§ WRITTEN REQUEST:
Exclude all pictures, then copy each of the records exactly as written.

### LISTED ENTRIES

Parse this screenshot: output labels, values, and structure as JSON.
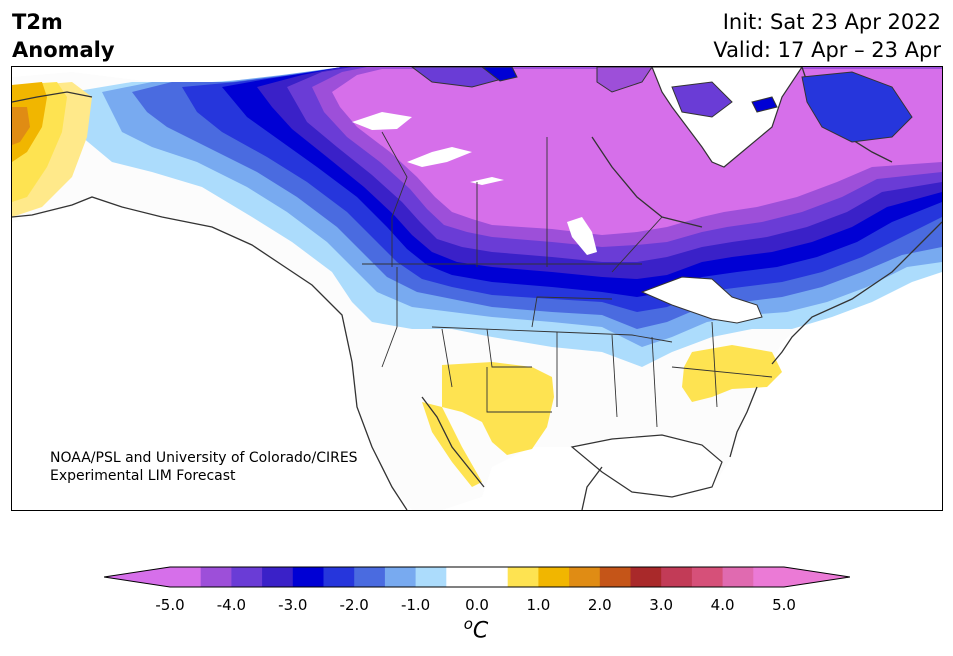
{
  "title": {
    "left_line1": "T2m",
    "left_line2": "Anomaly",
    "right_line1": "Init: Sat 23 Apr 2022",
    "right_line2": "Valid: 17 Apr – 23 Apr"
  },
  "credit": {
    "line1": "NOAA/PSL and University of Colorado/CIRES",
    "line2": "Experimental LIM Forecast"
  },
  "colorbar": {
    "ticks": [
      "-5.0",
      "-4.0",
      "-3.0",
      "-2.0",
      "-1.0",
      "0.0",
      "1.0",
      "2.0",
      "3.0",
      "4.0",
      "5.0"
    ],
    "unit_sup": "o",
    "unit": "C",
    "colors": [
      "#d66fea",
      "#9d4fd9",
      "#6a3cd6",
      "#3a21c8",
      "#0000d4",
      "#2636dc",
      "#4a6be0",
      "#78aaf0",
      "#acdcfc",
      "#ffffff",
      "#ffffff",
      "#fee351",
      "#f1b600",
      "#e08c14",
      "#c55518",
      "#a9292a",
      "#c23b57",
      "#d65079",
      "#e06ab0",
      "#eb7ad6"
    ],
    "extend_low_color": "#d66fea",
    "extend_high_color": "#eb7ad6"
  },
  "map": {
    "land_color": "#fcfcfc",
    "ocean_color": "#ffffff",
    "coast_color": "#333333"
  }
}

######

§ RESPONSE:
Parse this screenshot: output labels, values, and structure as JSON.
{
  "title": {
    "left_line1": "T2m",
    "left_line2": "Anomaly",
    "right_line1": "Init: Sat 23 Apr 2022",
    "right_line2": "Valid: 17 Apr – 23 Apr"
  },
  "credit": {
    "line1": "NOAA/PSL and University of Colorado/CIRES",
    "line2": "Experimental LIM Forecast"
  },
  "colorbar": {
    "ticks": [
      "-5.0",
      "-4.0",
      "-3.0",
      "-2.0",
      "-1.0",
      "0.0",
      "1.0",
      "2.0",
      "3.0",
      "4.0",
      "5.0"
    ],
    "unit_sup": "o",
    "unit": "C",
    "colors": [
      "#d66fea",
      "#9d4fd9",
      "#6a3cd6",
      "#3a21c8",
      "#0000d4",
      "#2636dc",
      "#4a6be0",
      "#78aaf0",
      "#acdcfc",
      "#ffffff",
      "#ffffff",
      "#fee351",
      "#f1b600",
      "#e08c14",
      "#c55518",
      "#a9292a",
      "#c23b57",
      "#d65079",
      "#e06ab0",
      "#eb7ad6"
    ],
    "extend_low_color": "#d66fea",
    "extend_high_color": "#eb7ad6"
  },
  "map": {
    "land_color": "#fcfcfc",
    "ocean_color": "#ffffff",
    "coast_color": "#333333"
  }
}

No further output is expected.